**Stated goal**
In your copy, leave out the pictures; write out all the data exactly.
• • • • • • •
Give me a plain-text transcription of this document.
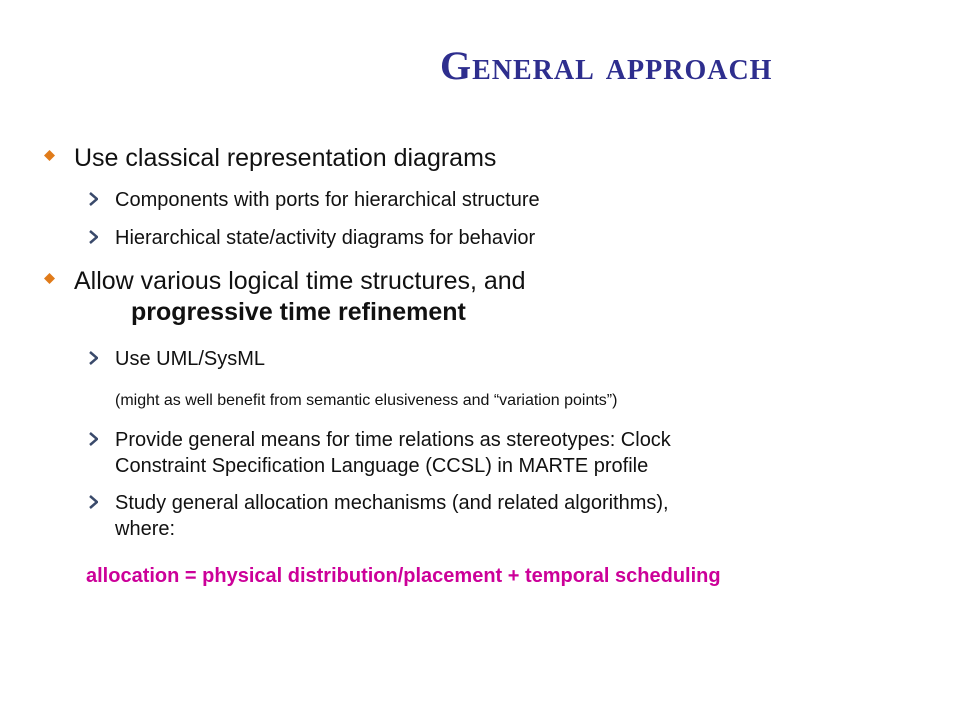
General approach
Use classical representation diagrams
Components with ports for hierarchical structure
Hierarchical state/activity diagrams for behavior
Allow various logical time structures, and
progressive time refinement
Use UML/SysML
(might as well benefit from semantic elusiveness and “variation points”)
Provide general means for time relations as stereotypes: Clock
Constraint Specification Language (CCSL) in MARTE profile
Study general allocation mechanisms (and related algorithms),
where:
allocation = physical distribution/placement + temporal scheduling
• • • • • • •
**Solution for this problem**
Give me a plain-text transcription of this document.
General approach
Use classical representation diagrams
Components with ports for hierarchical structure
Hierarchical state/activity diagrams for behavior
Allow various logical time structures, and
progressive time refinement
Use UML/SysML
(might as well benefit from semantic elusiveness and “variation points”)
Provide general means for time relations as stereotypes: Clock
Constraint Specification Language (CCSL) in MARTE profile
Study general allocation mechanisms (and related algorithms),
where:
allocation = physical distribution/placement + temporal scheduling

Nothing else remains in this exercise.